[Records]
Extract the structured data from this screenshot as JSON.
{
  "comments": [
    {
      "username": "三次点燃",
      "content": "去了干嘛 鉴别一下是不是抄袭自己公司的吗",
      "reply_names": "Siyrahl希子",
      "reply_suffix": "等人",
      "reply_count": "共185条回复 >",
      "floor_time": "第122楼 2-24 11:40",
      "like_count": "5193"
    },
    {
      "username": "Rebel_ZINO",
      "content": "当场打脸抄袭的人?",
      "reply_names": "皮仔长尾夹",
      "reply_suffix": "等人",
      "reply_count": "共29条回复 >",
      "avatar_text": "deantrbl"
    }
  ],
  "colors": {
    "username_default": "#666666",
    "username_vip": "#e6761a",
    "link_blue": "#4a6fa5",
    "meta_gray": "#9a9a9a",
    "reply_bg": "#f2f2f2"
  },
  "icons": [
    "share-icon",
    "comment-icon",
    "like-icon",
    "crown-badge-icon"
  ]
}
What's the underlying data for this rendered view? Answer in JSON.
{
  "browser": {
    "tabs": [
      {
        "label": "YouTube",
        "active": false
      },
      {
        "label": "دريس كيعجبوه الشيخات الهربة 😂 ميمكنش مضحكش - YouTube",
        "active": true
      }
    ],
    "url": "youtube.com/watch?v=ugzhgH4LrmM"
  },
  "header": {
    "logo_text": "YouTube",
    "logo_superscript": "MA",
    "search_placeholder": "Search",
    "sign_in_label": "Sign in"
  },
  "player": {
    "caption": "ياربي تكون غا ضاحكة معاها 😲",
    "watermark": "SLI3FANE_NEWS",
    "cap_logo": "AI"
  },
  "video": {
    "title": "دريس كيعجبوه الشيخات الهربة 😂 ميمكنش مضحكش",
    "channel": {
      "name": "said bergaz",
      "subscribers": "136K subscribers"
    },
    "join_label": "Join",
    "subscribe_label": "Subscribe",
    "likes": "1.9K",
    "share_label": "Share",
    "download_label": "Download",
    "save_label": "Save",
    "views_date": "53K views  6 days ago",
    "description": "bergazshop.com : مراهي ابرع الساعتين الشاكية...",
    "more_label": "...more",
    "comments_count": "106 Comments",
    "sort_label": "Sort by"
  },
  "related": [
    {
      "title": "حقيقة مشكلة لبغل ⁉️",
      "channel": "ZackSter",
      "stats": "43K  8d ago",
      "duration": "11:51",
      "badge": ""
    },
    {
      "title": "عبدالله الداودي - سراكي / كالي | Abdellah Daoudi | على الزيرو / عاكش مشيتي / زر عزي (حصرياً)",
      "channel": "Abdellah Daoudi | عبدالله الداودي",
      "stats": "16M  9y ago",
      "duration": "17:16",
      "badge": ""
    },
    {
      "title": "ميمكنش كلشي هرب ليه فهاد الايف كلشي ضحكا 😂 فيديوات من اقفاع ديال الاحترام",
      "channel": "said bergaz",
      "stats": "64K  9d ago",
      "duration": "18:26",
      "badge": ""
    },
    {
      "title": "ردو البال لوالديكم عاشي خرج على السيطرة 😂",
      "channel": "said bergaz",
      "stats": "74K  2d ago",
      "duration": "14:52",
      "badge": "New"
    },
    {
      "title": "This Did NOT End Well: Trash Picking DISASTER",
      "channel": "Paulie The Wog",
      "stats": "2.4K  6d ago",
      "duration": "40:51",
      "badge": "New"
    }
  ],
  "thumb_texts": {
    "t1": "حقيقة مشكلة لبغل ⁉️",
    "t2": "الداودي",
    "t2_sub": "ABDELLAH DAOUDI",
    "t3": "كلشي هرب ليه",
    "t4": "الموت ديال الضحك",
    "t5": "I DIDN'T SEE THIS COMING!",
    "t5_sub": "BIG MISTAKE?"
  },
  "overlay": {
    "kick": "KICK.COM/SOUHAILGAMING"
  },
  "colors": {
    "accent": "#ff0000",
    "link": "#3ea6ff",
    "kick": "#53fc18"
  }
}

Set exercise = From the entries above, collect every line with the string "دريس" in it.

Result of this task =
        "label": "دريس كيعجبوه الشيخات الهربة 😂 ميمكنش مضحكش - YouTube",
    "title": "دريس كيعجبوه الشيخات الهربة 😂 ميمكنش مضحكش",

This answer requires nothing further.